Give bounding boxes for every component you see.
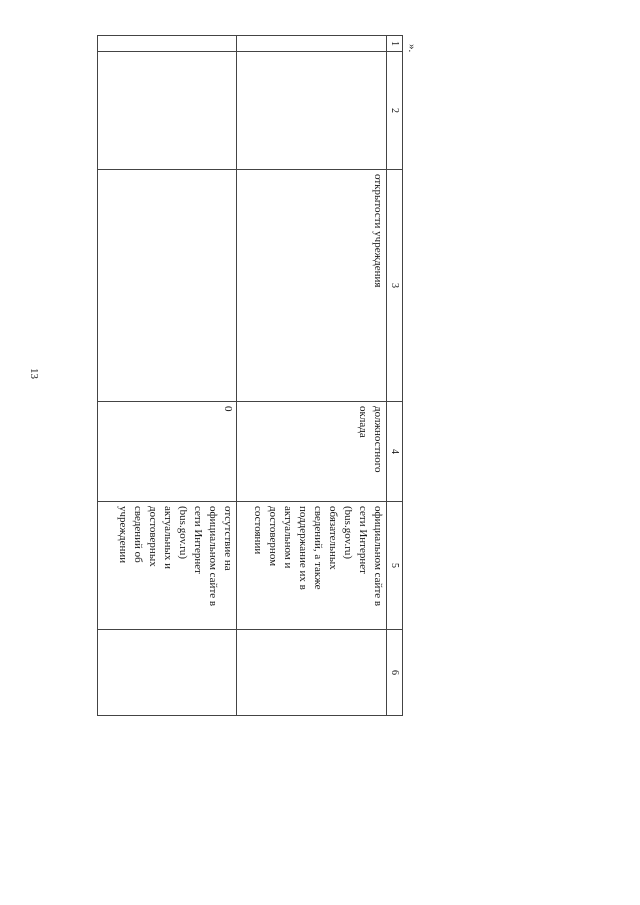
- table-row: [237, 36, 387, 716]
- table-cell: [98, 36, 237, 52]
- column-header: 4: [387, 402, 403, 502]
- column-header: 2: [387, 52, 403, 170]
- table-cell: [237, 36, 387, 52]
- table-cell: открытости учреждения: [237, 170, 387, 402]
- table-header-row: [387, 36, 403, 716]
- table-cell: [237, 630, 387, 716]
- criteria-table: [97, 35, 403, 715]
- table-cell: [237, 52, 387, 170]
- table-cell: [98, 170, 237, 402]
- table-row: [98, 36, 237, 716]
- table-cell: должностного оклада: [237, 402, 387, 502]
- column-header: 5: [387, 502, 403, 630]
- table-cell: [98, 630, 237, 716]
- table-cell: [98, 52, 237, 170]
- criteria-table-grid: [97, 35, 403, 716]
- page-number: 13: [28, 368, 40, 379]
- table-cell: отсутствие на официальном сайте в сети Интернет (bus.gov.ru) актуальных и достоверных сведений об учреждении: [98, 502, 237, 630]
- closing-quote-mark: ».: [406, 44, 418, 53]
- column-header: 6: [387, 630, 403, 716]
- column-header: 1: [387, 36, 403, 52]
- table-cell: официальном сайте в сети Интернет (bus.gov.ru) обязательных сведений, а также поддержание их в актуальном и достоверном состоянии: [237, 502, 387, 630]
- column-header: 3: [387, 170, 403, 402]
- table-cell: 0: [98, 402, 237, 502]
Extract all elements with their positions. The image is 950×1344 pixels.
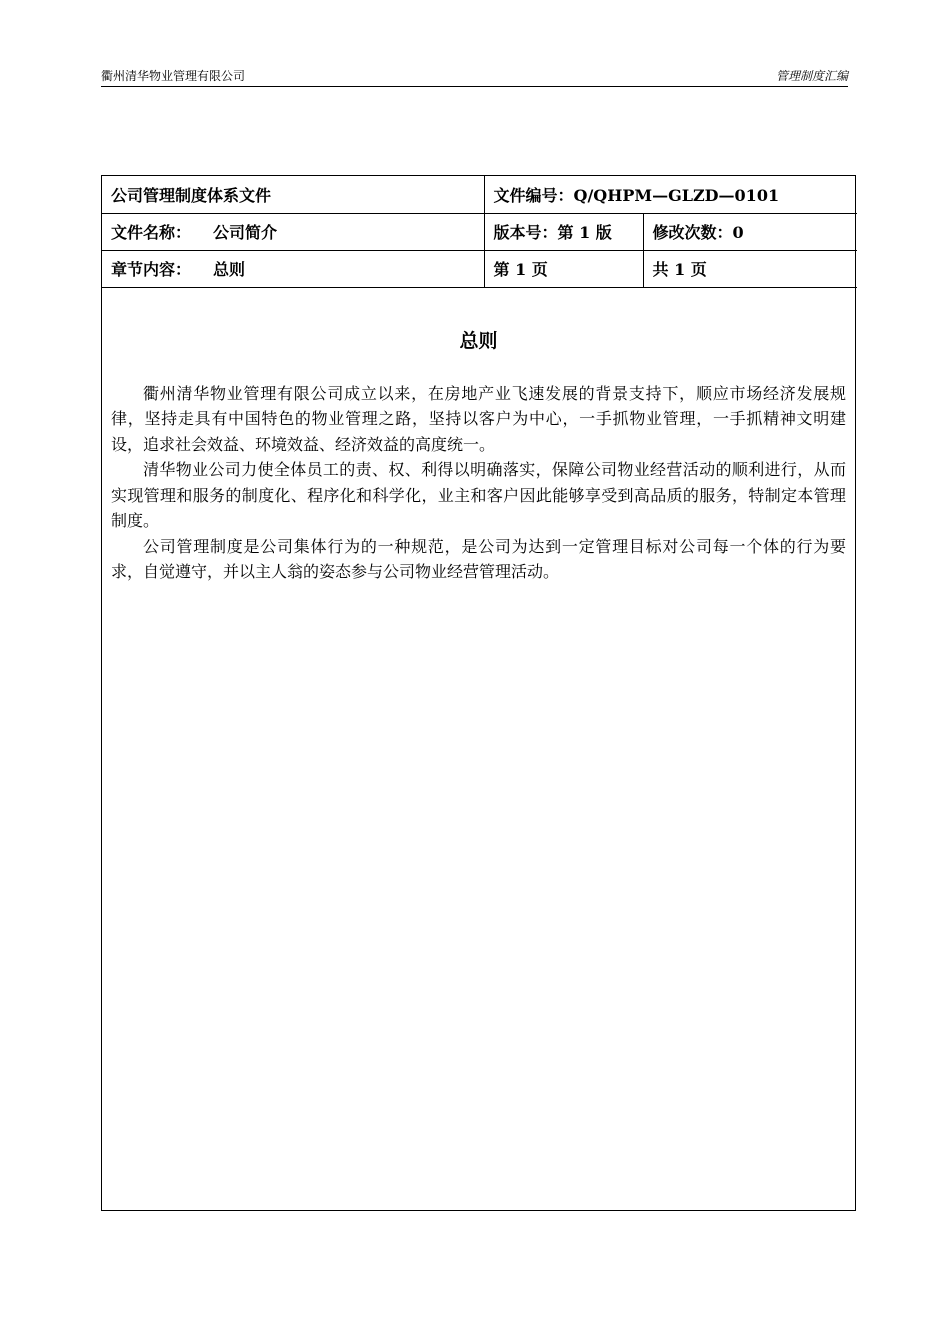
section-title: 总则 [459,329,498,352]
revisions-cell: 修改次数：0 [643,213,857,250]
doc-name-label: 文件名称： [111,223,192,242]
version-cell: 版本号：第 1 版 [484,213,643,250]
page-header [101,66,848,87]
meta-table [102,176,857,288]
meta-row-2 [102,213,857,250]
page-cell: 第 1 页 [484,250,643,287]
chapter-cell [102,250,484,287]
paragraph: 衢州清华物业管理有限公司成立以来，在房地产业飞速发展的背景支持下，顺应市场经济发展规律，坚持走具有中国特色的物业管理之路，坚持以客户为中心，一手抓物业管理，一手抓精神文明建设，追求社会效益、环境效益、经济效益的高度统一。 [111,383,846,454]
paragraph: 公司管理制度是公司集体行为的一种规范，是公司为达到一定管理目标对公司每一个体的行为要求，自觉遵守，并以主人翁的姿态参与公司物业经营管理活动。 [111,536,846,581]
chapter-value: 总则 [213,260,246,279]
doc-number-cell: 文件编号：Q/QHPM—GLZD—0101 [484,176,857,213]
chapter-label: 章节内容： [111,260,192,279]
total-pages-cell: 共 1 页 [643,250,857,287]
document-frame [101,175,856,1211]
meta-row-3 [102,250,857,287]
doc-name-cell [102,213,484,250]
doc-name-value: 公司简介 [213,223,278,242]
company-name: 衢州清华物业管理有限公司 [101,69,246,83]
system-cell: 公司管理制度体系文件 [102,176,484,213]
paragraph: 清华物业公司力使全体员工的责、权、利得以明确落实，保障公司物业经营活动的顺利进行，从而实现管理和服务的制度化、程序化和科学化，业主和客户因此能够享受到高品质的服务，特制定本管理制度。 [111,460,846,530]
body-text [102,381,855,585]
meta-row-1 [102,176,857,213]
series-title: 管理制度汇编 [775,69,848,83]
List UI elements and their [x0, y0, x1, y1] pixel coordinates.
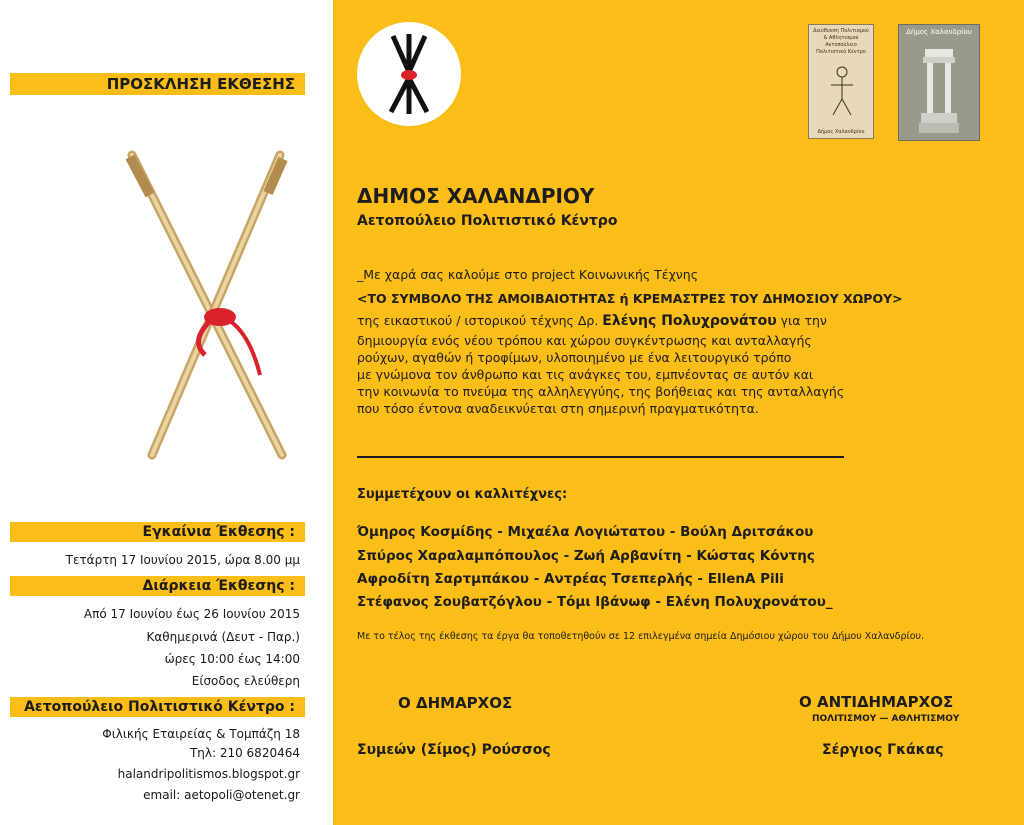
body-line: την κοινωνία το πνεύμα της αλληλεγγύης, της βοήθειας και της ανταλλαγής	[357, 384, 845, 399]
venue-address: Φιλικής Εταιρείας & Τομπάζη 18	[102, 727, 300, 741]
book-cover-1-title: Διεύθυνση Πολιτισμού & Αθλητισμού Αετοπούλειο Πολιτιστικό Κέντρο	[813, 28, 869, 55]
artist-name: Ελένης Πολυχρονάτου	[602, 313, 777, 329]
venue-blog-link[interactable]: halandripolitismos.blogspot.gr	[117, 767, 300, 781]
book-cover-1-footer: Δήμος Χαλανδρίου	[817, 129, 865, 135]
venue-header: Αετοπούλειο Πολιτιστικό Κέντρο :	[10, 697, 305, 717]
mayor-title: Ο ΔΗΜΑΡΧΟΣ	[398, 694, 513, 712]
artists-line: Σπύρος Χαραλαμπόπουλος - Ζωή Αρβανίτη - Κώστας Κόντης	[357, 548, 815, 564]
project-title: <ΤΟ ΣΥΜΒΟΛΟ ΤΗΣ ΑΜΟΙΒΑΙΟΤΗΤΑΣ ή ΚΡΕΜΑΣΤΡΕΣ ΤΟΥ ΔΗΜΟΣΙΟΥ ΧΩΡΟΥ>	[357, 291, 903, 306]
duration-line-hours: ώρες 10:00 έως 14:00	[164, 652, 300, 666]
body-line-artist-prefix: της εικαστικού / ιστορικού τέχνης Δρ.	[357, 313, 603, 328]
opening-header: Εγκαίνια Έκθεσης :	[10, 522, 305, 542]
artists-line: Όμηρος Κοσμίδης - Μιχαέλα Λογιώτατου - Βούλη Δριτσάκου	[357, 524, 814, 540]
artists-line: Αφροδίτη Σαρτμπάκου - Αντρέας Τσεπερλής - EllenA Pili	[357, 571, 784, 587]
book-cover-1	[808, 24, 874, 139]
duration-line-entry: Είσοδος ελεύθερη	[191, 674, 300, 688]
deputy-mayor-name: Σέργιος Γκάκας	[822, 742, 944, 758]
body-line: δημιουργία ενός νέου τρόπου και χώρου συγκέντρωσης και ανταλλαγής	[357, 333, 812, 348]
deputy-mayor-title: Ο ΑΝΤΙΔΗΜΑΡΧΟΣ	[799, 693, 954, 711]
mayor-name: Συμεών (Σίμος) Ρούσσος	[357, 742, 551, 758]
venue-phone: Τηλ: 210 6820464	[189, 746, 300, 760]
venue-email-link[interactable]: email: aetopoli@otenet.gr	[143, 788, 300, 802]
book-figure-icon	[827, 65, 857, 117]
body-line-invite: _Με χαρά σας καλούμε στο project Κοινωνικής Τέχνης	[357, 267, 699, 282]
body-line: με γνώμονα τον άνθρωπο και τις ανάγκες του, εμπνέοντας σε αυτόν και	[357, 367, 814, 382]
cultural-center-title: Αετοπούλειο Πολιτιστικό Κέντρο	[357, 213, 618, 229]
deputy-mayor-portfolio: ΠΟΛΙΤΙΣΜΟΥ — ΑΘΛΗΤΙΣΜΟΥ	[812, 714, 960, 724]
duration-header: Διάρκεια Έκθεσης :	[10, 576, 305, 596]
monument-icon	[917, 45, 961, 137]
municipality-title: ΔΗΜΟΣ ΧΑΛΑΝΔΡΙΟΥ	[357, 184, 595, 208]
invite-title: ΠΡΟΣΚΛΗΣΗ ΕΚΘΕΣΗΣ	[10, 73, 305, 95]
duration-line-dates: Από 17 Ιουνίου έως 26 Ιουνίου 2015	[83, 607, 300, 621]
placement-note: Με το τέλος της έκθεσης τα έργα θα τοποθετηθούν σε 12 επιλεγμένα σημεία Δημόσιου χώρου του Δήμου Χαλανδρίου.	[357, 631, 925, 642]
opening-text: Τετάρτη 17 Ιουνίου 2015, ώρα 8.00 μμ	[65, 553, 300, 567]
duration-line-days: Καθημερινά (Δευτ - Παρ.)	[146, 630, 300, 644]
body-line-artist-suffix: για την	[776, 313, 827, 328]
body-line: ρούχων, αγαθών ή τροφίμων, υλοποιημένο με ένα λειτουργικό τρόπο	[357, 350, 792, 365]
artists-line: Στέφανος Σουβατζόγλου - Τόμι Ιβάνωφ - Ελένη Πολυχρονάτου_	[357, 594, 833, 610]
body-line: που τόσο έντονα αναδεικνύεται στη σημερινή πραγματικότητα.	[357, 401, 759, 416]
artists-header: Συμμετέχουν οι καλλιτέχνες:	[357, 487, 568, 502]
body-line-artist	[357, 313, 827, 329]
hangers-illustration	[110, 145, 310, 465]
symbol-logo-icon	[357, 22, 461, 126]
book-cover-2	[898, 24, 980, 141]
book-cover-2-title: Δήμος Χαλανδρίου	[906, 28, 972, 36]
divider	[357, 456, 844, 458]
logo	[357, 22, 461, 126]
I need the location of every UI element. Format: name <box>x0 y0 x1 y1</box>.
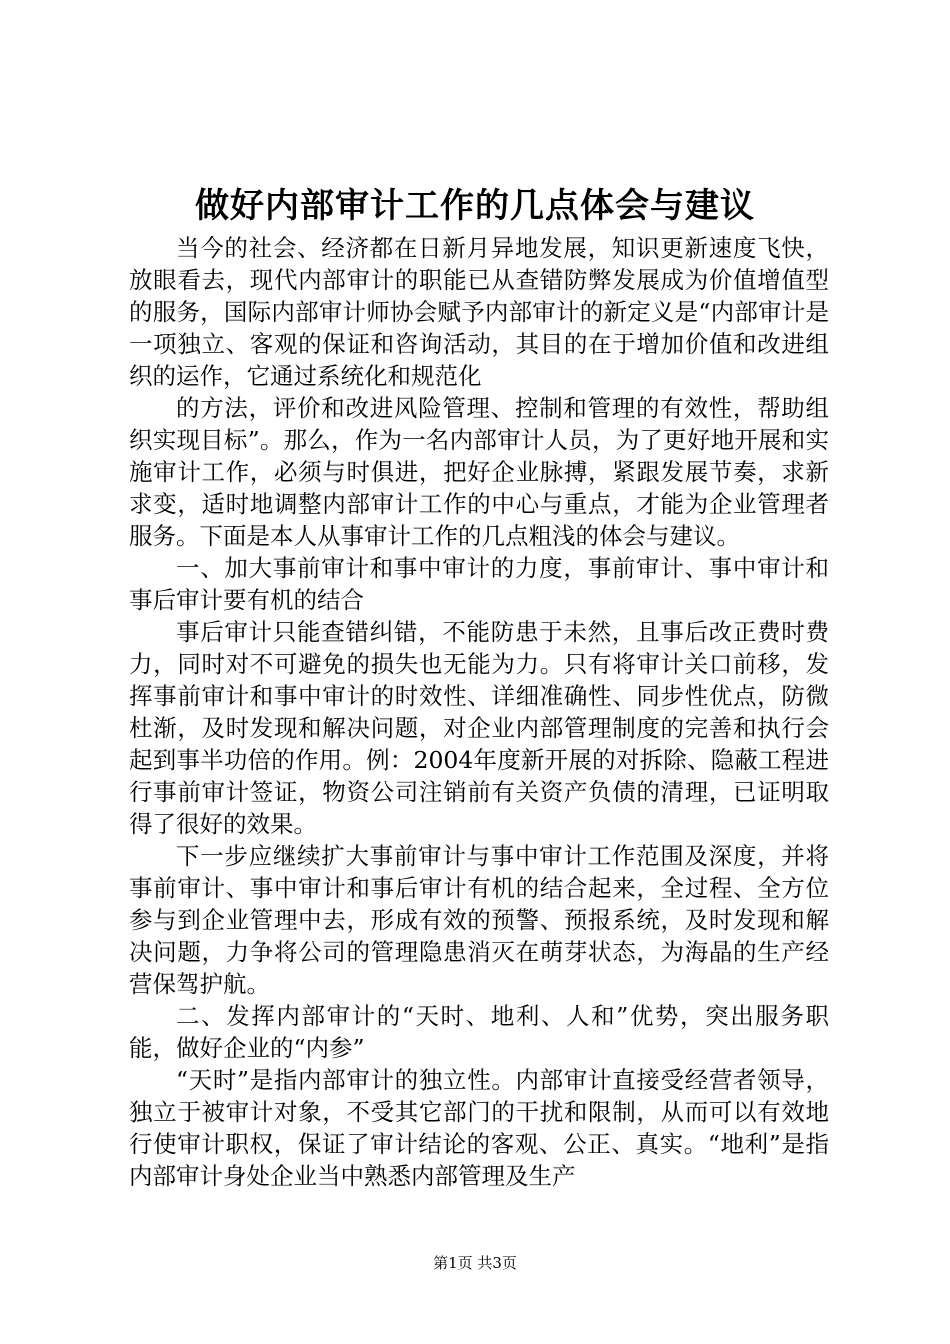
section-heading-2: 二、发挥内部审计的“天时、地利、人和”优势，突出服务职能，做好企业的“内参” <box>129 1002 829 1062</box>
document-body <box>129 232 829 1192</box>
page-footer: 第1页 共3页 <box>433 1254 517 1272</box>
paragraph-next-step: 下一步应继续扩大事前审计与事中审计工作范围及深度，并将事前审计、事中审计和事后审计有机的结合起来，全过程、全方位参与到企业管理中去，形成有效的预警、预报系统，及时发现和解决问题，力争将公司的管理隐患消灭在萌芽状态，为海晶的生产经营保驾护航。 <box>129 842 829 998</box>
paragraph-tianshi: “天时”是指内部审计的独立性。内部审计直接受经营者领导，独立于被审计对象，不受其它部门的干扰和限制，从而可以有效地行使审计职权，保证了审计结论的客观、公正、真实。“地利”是指内部审计身处企业当中熟悉内部管理及生产 <box>129 1066 829 1190</box>
paragraph-intro: 当今的社会、经济都在日新月异地发展，知识更新速度飞快，放眼看去，现代内部审计的职能已从查错防弊发展成为价值增值型的服务，国际内部审计师协会赋予内部审计的新定义是“内部审计是一项独立、客观的保证和咨询活动，其目的在于增加价值和改进组织的运作，它通过系统化和规范化 <box>129 234 829 390</box>
section-heading-1: 一、加大事前审计和事中审计的力度，事前审计、事中审计和事后审计要有机的结合 <box>129 554 829 614</box>
paragraph-continuation: 的方法，评价和改进风险管理、控制和管理的有效性，帮助组织实现目标”。那么，作为一名内部审计人员，为了更好地开展和实施审计工作，必须与时俱进，把好企业脉搏，紧跟发展节奏，求新求变，适时地调整内部审计工作的中心与重点，才能为企业管理者服务。下面是本人从事审计工作的几点粗浅的体会与建议。 <box>129 394 829 550</box>
paragraph-after-event-audit: 事后审计只能查错纠错，不能防患于未然，且事后改正费时费力，同时对不可避免的损失也无能为力。只有将审计关口前移，发挥事前审计和事中审计的时效性、详细准确性、同步性优点，防微杜渐，及时发现和解决问题，对企业内部管理制度的完善和执行会起到事半功倍的作用。例：2004年度新开展的对拆除、隐蔽工程进行事前审计签证，物资公司注销前有关资产负债的清理，已证明取得了很好的效果。 <box>129 618 829 838</box>
document-title: 做好内部审计工作的几点体会与建议 <box>195 186 755 226</box>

|---|

• _Work instructions_
How many lines of the records above contain the word "χώρου"? Case counts. Give only the number.

• _Full response_
2